Answer with a single number: the count of lines that hold "What".

(Dataset entries)
..............................

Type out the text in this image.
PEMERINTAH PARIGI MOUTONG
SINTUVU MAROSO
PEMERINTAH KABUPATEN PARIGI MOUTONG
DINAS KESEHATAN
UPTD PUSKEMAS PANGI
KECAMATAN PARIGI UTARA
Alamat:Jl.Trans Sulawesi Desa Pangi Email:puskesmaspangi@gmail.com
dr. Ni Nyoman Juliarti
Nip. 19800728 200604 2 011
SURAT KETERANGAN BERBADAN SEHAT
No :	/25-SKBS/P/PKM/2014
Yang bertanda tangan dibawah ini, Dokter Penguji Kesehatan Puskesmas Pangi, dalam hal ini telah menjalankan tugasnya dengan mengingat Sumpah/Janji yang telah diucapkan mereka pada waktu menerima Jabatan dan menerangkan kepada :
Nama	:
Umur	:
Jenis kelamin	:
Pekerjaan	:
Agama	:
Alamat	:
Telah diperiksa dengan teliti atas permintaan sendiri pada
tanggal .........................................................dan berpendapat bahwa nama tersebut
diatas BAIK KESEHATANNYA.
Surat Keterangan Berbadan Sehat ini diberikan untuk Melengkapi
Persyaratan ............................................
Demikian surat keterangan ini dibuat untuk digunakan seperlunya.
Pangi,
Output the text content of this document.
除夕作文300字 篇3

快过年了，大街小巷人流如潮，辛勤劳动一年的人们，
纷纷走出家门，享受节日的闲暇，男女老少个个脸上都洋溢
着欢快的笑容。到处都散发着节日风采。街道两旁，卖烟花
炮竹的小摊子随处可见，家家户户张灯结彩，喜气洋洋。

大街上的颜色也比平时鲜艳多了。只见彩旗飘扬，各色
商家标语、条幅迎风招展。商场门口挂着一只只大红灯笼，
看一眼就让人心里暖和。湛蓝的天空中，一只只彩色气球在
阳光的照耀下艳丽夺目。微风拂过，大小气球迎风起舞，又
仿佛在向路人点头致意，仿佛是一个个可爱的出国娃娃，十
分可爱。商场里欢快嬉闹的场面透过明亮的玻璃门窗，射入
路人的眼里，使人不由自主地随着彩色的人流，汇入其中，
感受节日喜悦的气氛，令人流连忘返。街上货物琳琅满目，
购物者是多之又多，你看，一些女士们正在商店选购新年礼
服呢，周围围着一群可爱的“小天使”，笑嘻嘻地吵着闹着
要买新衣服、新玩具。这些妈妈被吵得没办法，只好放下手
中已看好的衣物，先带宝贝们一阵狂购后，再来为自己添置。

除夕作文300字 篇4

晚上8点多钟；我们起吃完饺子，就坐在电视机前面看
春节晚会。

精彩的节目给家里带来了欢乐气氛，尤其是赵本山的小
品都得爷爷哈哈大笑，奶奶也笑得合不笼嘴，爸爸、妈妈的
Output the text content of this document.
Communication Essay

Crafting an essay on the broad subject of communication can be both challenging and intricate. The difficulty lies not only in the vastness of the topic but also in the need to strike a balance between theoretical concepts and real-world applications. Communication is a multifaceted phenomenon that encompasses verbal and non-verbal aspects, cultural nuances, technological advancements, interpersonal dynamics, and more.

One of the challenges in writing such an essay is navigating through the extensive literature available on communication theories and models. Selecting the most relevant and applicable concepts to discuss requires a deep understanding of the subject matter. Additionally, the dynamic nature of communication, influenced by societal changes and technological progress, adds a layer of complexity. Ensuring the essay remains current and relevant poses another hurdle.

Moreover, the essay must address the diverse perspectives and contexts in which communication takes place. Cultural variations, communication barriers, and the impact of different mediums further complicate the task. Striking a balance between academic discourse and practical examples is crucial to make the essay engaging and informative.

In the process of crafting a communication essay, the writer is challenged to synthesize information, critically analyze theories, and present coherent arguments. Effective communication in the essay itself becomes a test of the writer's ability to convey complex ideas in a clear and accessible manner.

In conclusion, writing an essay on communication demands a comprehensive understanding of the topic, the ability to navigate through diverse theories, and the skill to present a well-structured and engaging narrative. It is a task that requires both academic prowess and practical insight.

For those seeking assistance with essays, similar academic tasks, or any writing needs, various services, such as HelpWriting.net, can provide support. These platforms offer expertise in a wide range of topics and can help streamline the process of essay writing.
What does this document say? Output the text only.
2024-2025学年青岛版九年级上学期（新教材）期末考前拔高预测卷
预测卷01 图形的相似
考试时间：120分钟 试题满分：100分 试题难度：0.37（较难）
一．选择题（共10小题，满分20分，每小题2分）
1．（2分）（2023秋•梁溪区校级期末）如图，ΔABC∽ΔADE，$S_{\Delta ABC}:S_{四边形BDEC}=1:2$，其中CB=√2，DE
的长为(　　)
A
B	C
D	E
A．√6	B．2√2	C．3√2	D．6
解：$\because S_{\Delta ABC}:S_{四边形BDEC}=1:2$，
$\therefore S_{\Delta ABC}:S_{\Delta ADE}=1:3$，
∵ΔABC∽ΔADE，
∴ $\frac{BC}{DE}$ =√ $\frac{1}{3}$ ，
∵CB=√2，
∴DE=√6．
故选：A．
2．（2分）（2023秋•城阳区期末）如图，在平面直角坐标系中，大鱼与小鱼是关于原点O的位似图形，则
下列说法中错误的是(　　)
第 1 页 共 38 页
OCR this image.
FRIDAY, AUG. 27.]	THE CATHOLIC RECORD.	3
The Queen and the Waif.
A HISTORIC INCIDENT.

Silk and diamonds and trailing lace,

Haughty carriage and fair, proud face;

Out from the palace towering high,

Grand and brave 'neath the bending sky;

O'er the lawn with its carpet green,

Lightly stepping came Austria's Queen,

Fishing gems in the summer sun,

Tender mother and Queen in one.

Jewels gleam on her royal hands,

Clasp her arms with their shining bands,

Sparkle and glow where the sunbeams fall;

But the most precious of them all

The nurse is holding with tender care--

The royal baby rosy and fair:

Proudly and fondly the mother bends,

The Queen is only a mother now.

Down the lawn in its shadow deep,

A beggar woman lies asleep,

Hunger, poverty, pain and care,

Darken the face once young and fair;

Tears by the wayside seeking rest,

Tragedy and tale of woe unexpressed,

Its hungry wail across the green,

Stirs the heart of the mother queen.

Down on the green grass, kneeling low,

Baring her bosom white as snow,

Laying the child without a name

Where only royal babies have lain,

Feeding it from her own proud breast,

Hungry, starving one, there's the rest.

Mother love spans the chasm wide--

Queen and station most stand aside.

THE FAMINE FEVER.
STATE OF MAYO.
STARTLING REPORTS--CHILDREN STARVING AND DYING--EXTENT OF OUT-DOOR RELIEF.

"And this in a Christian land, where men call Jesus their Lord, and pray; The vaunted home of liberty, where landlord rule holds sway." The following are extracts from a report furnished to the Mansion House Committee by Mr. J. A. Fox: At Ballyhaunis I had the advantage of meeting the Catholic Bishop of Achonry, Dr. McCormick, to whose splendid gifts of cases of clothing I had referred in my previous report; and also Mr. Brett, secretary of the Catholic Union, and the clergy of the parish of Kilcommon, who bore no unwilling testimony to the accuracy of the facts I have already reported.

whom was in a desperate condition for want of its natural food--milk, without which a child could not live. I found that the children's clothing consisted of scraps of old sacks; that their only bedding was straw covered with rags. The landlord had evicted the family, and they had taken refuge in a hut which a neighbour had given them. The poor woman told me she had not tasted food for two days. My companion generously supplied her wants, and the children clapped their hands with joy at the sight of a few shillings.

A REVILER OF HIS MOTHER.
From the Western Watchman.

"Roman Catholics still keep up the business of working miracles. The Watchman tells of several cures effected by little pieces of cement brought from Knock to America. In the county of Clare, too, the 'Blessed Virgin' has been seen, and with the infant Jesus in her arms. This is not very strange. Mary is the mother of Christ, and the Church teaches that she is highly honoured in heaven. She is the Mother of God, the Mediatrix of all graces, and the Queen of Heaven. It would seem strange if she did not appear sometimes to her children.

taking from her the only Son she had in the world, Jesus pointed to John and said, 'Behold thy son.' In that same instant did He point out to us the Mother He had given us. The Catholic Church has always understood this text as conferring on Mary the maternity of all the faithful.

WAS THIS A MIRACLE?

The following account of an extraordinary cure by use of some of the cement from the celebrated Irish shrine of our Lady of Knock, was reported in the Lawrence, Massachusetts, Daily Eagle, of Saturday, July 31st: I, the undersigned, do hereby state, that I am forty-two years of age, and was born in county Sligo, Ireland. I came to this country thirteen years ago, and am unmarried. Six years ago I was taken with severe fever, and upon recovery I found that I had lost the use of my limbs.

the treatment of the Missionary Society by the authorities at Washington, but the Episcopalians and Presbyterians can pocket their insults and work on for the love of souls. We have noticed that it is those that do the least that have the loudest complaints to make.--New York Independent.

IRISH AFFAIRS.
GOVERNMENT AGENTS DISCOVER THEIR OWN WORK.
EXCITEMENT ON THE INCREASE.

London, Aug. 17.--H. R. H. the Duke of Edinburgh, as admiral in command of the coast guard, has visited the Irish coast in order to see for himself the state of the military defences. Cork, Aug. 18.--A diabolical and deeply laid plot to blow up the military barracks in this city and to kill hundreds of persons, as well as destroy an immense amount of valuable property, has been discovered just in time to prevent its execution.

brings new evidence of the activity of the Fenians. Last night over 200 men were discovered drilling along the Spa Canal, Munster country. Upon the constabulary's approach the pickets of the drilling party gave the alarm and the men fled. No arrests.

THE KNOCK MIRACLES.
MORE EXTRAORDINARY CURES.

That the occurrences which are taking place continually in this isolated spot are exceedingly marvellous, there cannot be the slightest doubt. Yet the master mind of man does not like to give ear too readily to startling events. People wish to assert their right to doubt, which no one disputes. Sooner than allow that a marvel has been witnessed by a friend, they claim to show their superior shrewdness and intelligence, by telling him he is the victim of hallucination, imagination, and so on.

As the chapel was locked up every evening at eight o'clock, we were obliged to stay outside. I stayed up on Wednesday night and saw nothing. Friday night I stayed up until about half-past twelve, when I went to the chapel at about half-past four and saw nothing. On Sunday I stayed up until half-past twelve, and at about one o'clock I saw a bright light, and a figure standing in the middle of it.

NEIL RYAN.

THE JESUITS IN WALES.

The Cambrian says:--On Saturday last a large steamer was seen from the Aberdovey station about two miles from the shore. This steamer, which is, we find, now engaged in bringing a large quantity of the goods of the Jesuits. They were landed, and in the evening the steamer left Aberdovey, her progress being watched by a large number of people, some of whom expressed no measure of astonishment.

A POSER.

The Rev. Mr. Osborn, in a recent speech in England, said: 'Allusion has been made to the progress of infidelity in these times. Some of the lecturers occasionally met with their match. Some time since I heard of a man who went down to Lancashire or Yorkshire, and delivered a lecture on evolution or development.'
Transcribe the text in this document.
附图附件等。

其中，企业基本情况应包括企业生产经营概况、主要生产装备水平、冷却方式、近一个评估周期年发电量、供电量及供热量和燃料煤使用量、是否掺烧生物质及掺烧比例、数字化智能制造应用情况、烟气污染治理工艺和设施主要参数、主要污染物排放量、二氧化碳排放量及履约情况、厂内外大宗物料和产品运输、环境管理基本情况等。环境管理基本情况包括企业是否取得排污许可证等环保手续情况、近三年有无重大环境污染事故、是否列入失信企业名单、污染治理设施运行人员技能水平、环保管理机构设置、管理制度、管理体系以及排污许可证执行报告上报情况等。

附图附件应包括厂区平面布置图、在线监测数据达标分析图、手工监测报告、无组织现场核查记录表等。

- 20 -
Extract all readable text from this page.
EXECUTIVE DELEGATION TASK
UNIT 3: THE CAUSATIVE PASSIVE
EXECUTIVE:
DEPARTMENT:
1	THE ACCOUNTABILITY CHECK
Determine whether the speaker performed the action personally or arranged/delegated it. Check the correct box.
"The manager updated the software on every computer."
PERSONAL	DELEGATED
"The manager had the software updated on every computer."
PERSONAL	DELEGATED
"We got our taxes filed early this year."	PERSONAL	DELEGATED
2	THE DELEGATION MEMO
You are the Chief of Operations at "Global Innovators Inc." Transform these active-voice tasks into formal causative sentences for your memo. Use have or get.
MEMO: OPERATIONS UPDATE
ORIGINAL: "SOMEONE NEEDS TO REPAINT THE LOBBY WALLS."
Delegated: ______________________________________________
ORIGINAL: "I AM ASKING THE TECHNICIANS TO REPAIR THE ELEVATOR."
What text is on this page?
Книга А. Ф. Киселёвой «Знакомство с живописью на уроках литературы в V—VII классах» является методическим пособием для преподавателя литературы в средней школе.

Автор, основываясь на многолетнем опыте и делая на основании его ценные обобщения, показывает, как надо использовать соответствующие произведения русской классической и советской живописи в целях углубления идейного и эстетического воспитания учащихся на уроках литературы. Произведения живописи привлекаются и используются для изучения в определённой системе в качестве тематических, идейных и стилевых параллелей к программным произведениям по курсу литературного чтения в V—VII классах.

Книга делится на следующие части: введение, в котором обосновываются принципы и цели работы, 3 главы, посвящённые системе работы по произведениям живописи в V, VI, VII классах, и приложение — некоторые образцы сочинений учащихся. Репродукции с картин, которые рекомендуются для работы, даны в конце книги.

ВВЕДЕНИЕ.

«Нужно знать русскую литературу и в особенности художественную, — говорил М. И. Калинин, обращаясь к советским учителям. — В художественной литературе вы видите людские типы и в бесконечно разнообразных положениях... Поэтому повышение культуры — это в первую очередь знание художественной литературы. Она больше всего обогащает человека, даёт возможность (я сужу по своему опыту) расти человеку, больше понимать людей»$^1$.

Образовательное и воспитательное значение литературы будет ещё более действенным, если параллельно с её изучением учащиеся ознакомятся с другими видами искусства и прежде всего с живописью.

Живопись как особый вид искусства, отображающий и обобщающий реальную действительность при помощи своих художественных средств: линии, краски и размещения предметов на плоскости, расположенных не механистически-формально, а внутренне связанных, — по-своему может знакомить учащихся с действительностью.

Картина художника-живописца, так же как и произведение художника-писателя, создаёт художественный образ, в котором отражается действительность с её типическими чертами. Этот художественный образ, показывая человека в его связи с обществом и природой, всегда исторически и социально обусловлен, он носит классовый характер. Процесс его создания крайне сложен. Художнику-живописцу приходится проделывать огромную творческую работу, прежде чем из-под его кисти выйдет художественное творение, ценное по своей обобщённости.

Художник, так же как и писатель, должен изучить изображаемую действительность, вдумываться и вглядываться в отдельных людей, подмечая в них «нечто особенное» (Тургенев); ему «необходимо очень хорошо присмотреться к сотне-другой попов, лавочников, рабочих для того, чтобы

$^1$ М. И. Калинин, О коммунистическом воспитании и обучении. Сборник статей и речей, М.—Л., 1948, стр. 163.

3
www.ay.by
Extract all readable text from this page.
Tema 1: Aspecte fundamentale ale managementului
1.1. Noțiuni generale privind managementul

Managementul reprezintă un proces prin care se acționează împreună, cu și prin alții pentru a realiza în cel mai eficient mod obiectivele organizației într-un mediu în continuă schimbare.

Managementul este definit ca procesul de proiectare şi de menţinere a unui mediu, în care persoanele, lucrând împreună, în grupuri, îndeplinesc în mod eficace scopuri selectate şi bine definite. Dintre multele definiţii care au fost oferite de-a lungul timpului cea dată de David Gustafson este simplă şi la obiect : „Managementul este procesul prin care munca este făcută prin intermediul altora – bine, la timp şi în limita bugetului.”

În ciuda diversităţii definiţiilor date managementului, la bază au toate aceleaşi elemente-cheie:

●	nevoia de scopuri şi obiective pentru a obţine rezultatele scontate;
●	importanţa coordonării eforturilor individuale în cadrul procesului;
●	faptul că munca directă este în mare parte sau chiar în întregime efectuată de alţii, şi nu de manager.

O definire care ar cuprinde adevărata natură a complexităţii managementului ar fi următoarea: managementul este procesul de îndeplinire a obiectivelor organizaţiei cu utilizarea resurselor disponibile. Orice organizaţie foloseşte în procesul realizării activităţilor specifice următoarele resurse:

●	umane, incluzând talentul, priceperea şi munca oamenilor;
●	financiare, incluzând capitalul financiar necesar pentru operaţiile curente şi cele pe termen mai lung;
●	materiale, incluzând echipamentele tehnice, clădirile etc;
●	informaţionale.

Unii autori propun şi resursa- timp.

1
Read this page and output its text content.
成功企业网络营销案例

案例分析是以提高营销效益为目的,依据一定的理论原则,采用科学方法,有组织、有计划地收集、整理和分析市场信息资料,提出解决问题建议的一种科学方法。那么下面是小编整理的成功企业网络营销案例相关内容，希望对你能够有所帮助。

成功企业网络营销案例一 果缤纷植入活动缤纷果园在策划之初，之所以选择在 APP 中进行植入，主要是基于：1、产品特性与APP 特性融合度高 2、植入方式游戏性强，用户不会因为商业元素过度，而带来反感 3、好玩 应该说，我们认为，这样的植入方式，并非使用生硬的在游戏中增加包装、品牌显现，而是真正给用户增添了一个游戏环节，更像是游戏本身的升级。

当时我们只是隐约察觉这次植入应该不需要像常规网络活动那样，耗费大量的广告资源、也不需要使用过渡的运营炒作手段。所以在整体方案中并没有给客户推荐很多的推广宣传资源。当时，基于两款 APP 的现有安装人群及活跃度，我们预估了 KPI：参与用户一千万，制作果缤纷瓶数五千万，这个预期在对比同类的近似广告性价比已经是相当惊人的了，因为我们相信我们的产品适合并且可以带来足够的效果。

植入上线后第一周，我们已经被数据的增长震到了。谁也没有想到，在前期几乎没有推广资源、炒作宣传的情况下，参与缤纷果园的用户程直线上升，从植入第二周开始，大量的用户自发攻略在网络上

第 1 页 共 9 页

..............................

• _THE ANSWER_
2